## Work required
Retype the data that follows line by line, exactly, and leave its pictures out.

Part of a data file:
☆ ☆ ☆ ☆

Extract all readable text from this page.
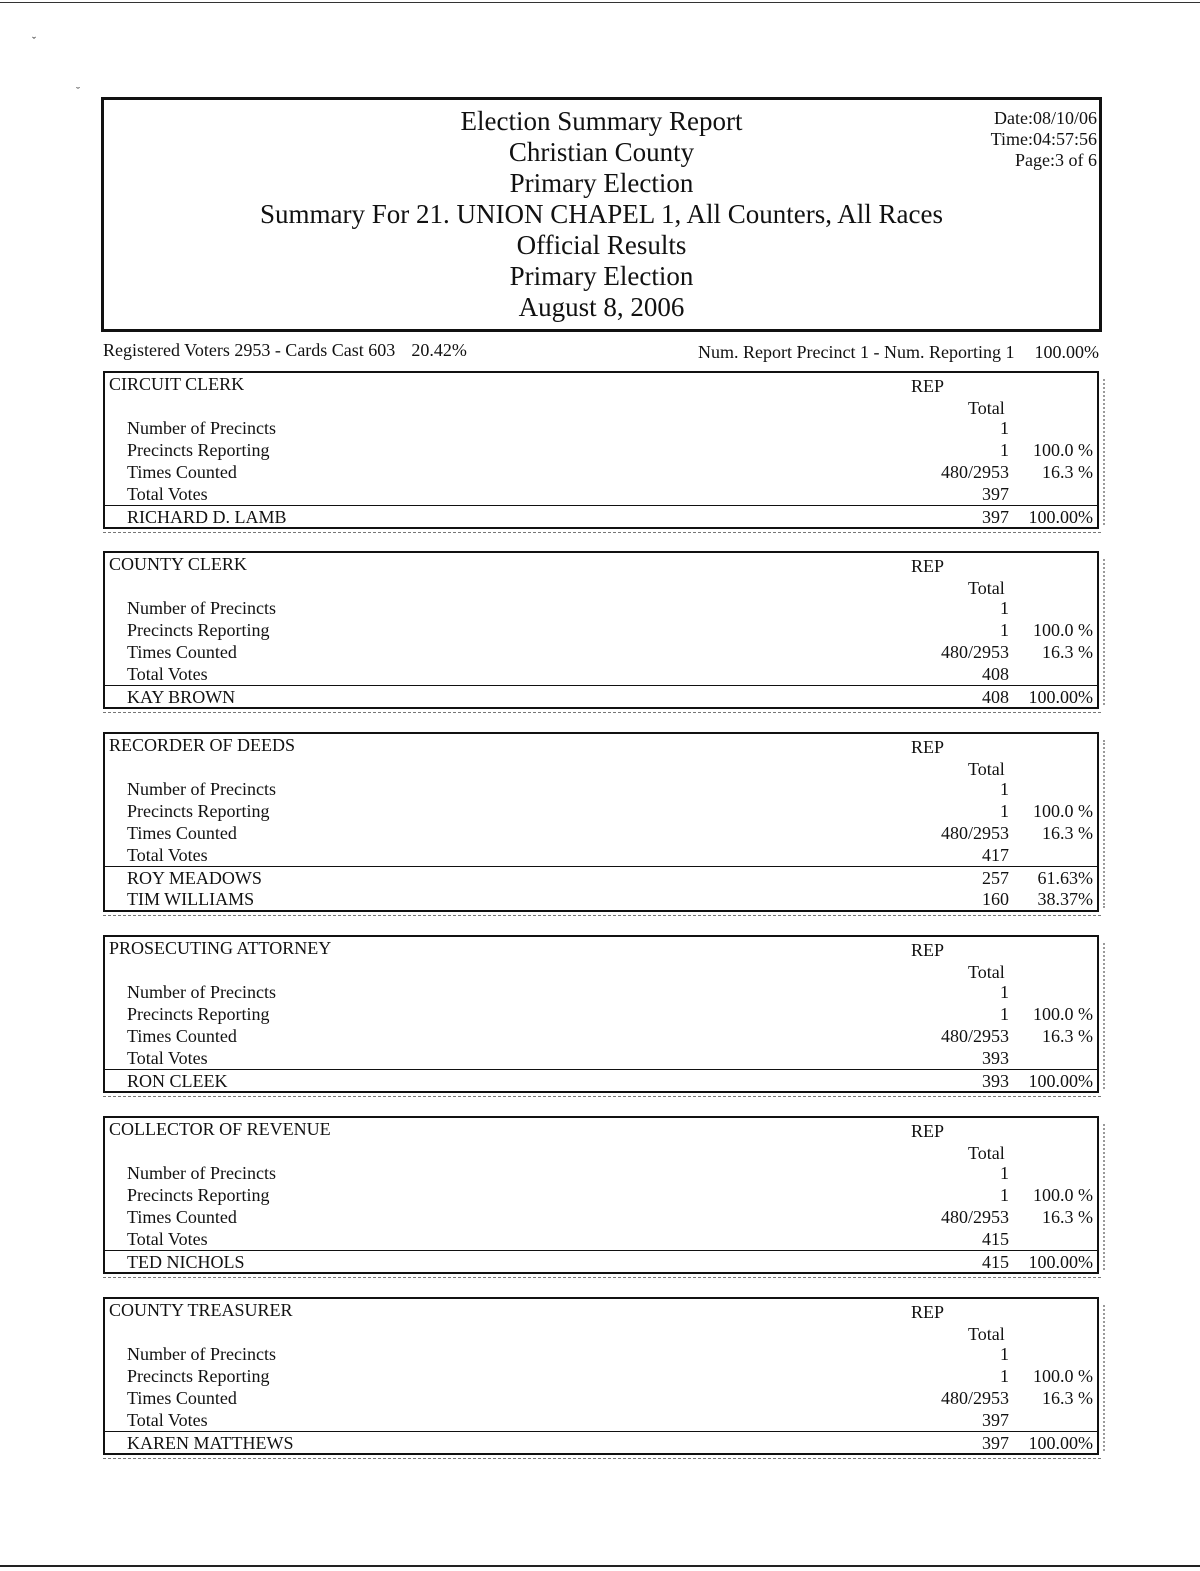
ˇ
˘
Election Summary Report
Christian County
Primary Election
Summary For 21. UNION CHAPEL 1, All Counters, All Races
Official Results
Primary Election
August 8, 2006
Date:08/10/06
Time:04:57:56
Page:3 of 6
Registered Voters 2953 - Cards Cast 603 20.42%	Num. Report Precinct 1 - Num. Reporting 1 100.00%
CIRCUIT CLERK	REP
Total
Number of Precincts	1
Precincts Reporting	1 100.0 %
Times Counted	480/2953 16.3 %
Total Votes	397
RICHARD D. LAMB	397 100.00%
COUNTY CLERK	REP
Total
Number of Precincts	1
Precincts Reporting	1 100.0 %
Times Counted	480/2953 16.3 %
Total Votes	408
KAY BROWN	408 100.00%
RECORDER OF DEEDS	REP
Total
Number of Precincts	1
Precincts Reporting	1 100.0 %
Times Counted	480/2953 16.3 %
Total Votes	417
ROY MEADOWS	257 61.63%
TIM WILLIAMS	160 38.37%
PROSECUTING ATTORNEY	REP
Total
Number of Precincts	1
Precincts Reporting	1 100.0 %
Times Counted	480/2953 16.3 %
Total Votes	393
RON CLEEK	393 100.00%
COLLECTOR OF REVENUE	REP
Total
Number of Precincts	1
Precincts Reporting	1 100.0 %
Times Counted	480/2953 16.3 %
Total Votes	415
TED NICHOLS	415 100.00%
COUNTY TREASURER	REP
Total
Number of Precincts	1
Precincts Reporting	1 100.0 %
Times Counted	480/2953 16.3 %
Total Votes	397
KAREN MATTHEWS	397 100.00%
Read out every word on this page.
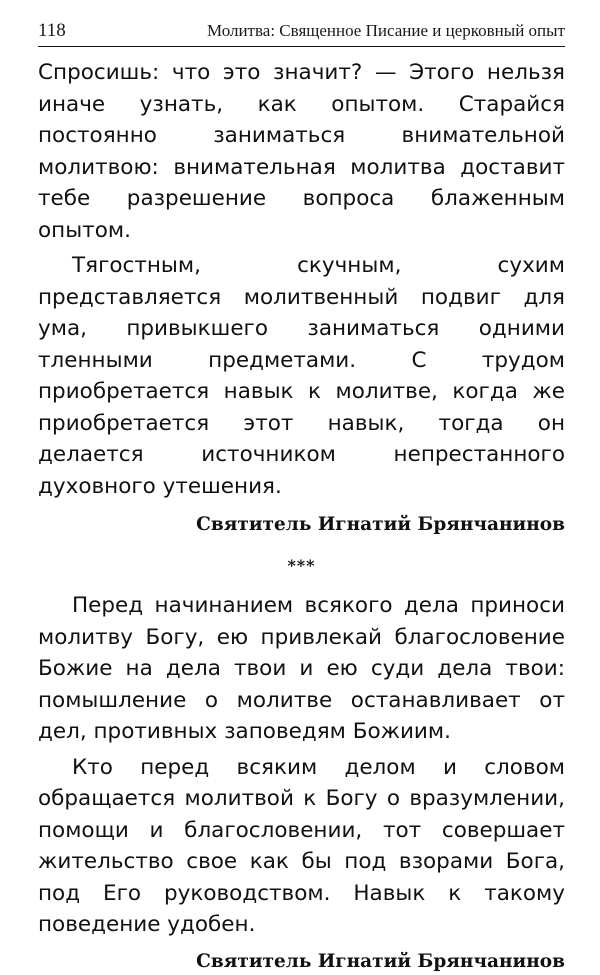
118	Молитва: Священное Писание и церковный опыт

Спросишь: что это значит? — Этого нельзя иначе узнать, как опытом. Старайся постоянно заниматься внимательной молитвою: внимательная молитва доставит тебе разрешение вопроса блаженным опытом.

Тягостным, скучным, сухим представляется молитвенный подвиг для ума, привыкшего заниматься одними тленными предметами. С трудом приобретается навык к молитве, когда же приобретается этот навык, тогда он делается источником непрестанного духовного утешения.

Святитель Игнатий Брянчанинов

***

Перед начинанием всякого дела приноси молитву Богу, ею привлекай благословение Божие на дела твои и ею суди дела твои: помышление о молитве останавливает от дел, противных заповедям Божиим.

Кто перед всяким делом и словом обращается молитвой к Богу о вразумлении, помощи и благословении, тот совершает жительство свое как бы под взорами Бога, под Его руководством. Навык к такому поведение удобен.

Святитель Игнатий Брянчанинов
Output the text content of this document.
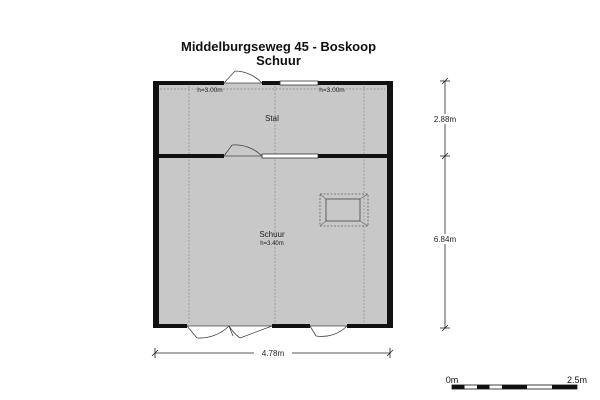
Middelburgseweg 45 - Boskoop
Schuur
h=3.00m	h=3.00m
Stal
Schuur
h=3.40m
2.88m
6.84m
4.78m
0m	2.5m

☆ ☆ ☆ ☆

## Output of the exercise
Extract all readable text from this page.
ˇ
˘
Election Summary Report
Christian County
Primary Election
Summary For 21. UNION CHAPEL 1, All Counters, All Races
Official Results
Primary Election
August 8, 2006
Date:08/10/06
Time:04:57:56
Page:3 of 6
Registered Voters 2953 - Cards Cast 603 20.42%	Num. Report Precinct 1 - Num. Reporting 1 100.00%
CIRCUIT CLERK	REP
Total
Number of Precincts	1
Precincts Reporting	1 100.0 %
Times Counted	480/2953 16.3 %
Total Votes	397
RICHARD D. LAMB	397 100.00%
COUNTY CLERK	REP
Total
Number of Precincts	1
Precincts Reporting	1 100.0 %
Times Counted	480/2953 16.3 %
Total Votes	408
KAY BROWN	408 100.00%
RECORDER OF DEEDS	REP
Total
Number of Precincts	1
Precincts Reporting	1 100.0 %
Times Counted	480/2953 16.3 %
Total Votes	417
ROY MEADOWS	257 61.63%
TIM WILLIAMS	160 38.37%
PROSECUTING ATTORNEY	REP
Total
Number of Precincts	1
Precincts Reporting	1 100.0 %
Times Counted	480/2953 16.3 %
Total Votes	393
RON CLEEK	393 100.00%
COLLECTOR OF REVENUE	REP
Total
Number of Precincts	1
Precincts Reporting	1 100.0 %
Times Counted	480/2953 16.3 %
Total Votes	415
TED NICHOLS	415 100.00%
COUNTY TREASURER	REP
Total
Number of Precincts	1
Precincts Reporting	1 100.0 %
Times Counted	480/2953 16.3 %
Total Votes	397
KAREN MATTHEWS	397 100.00%
Read out every word on this page.
118	Молитва: Священное Писание и церковный опыт

Спросишь: что это значит? — Этого нельзя иначе узнать, как опытом. Старайся постоянно заниматься внимательной молитвою: внимательная молитва доставит тебе разрешение вопроса блаженным опытом.

Тягостным, скучным, сухим представляется молитвенный подвиг для ума, привыкшего заниматься одними тленными предметами. С трудом приобретается навык к молитве, когда же приобретается этот навык, тогда он делается источником непрестанного духовного утешения.

Святитель Игнатий Брянчанинов

***

Перед начинанием всякого дела приноси молитву Богу, ею привлекай благословение Божие на дела твои и ею суди дела твои: помышление о молитве останавливает от дел, противных заповедям Божиим.

Кто перед всяким делом и словом обращается молитвой к Богу о вразумлении, помощи и благословении, тот совершает жительство свое как бы под взорами Бога, под Его руководством. Навык к такому поведение удобен.

Святитель Игнатий Брянчанинов
Output the text content of this document.
Middelburgseweg 45 - Boskoop
Schuur
h=3.00m	h=3.00m
Stal
Schuur
h=3.40m
2.88m
6.84m
4.78m
0m	2.5m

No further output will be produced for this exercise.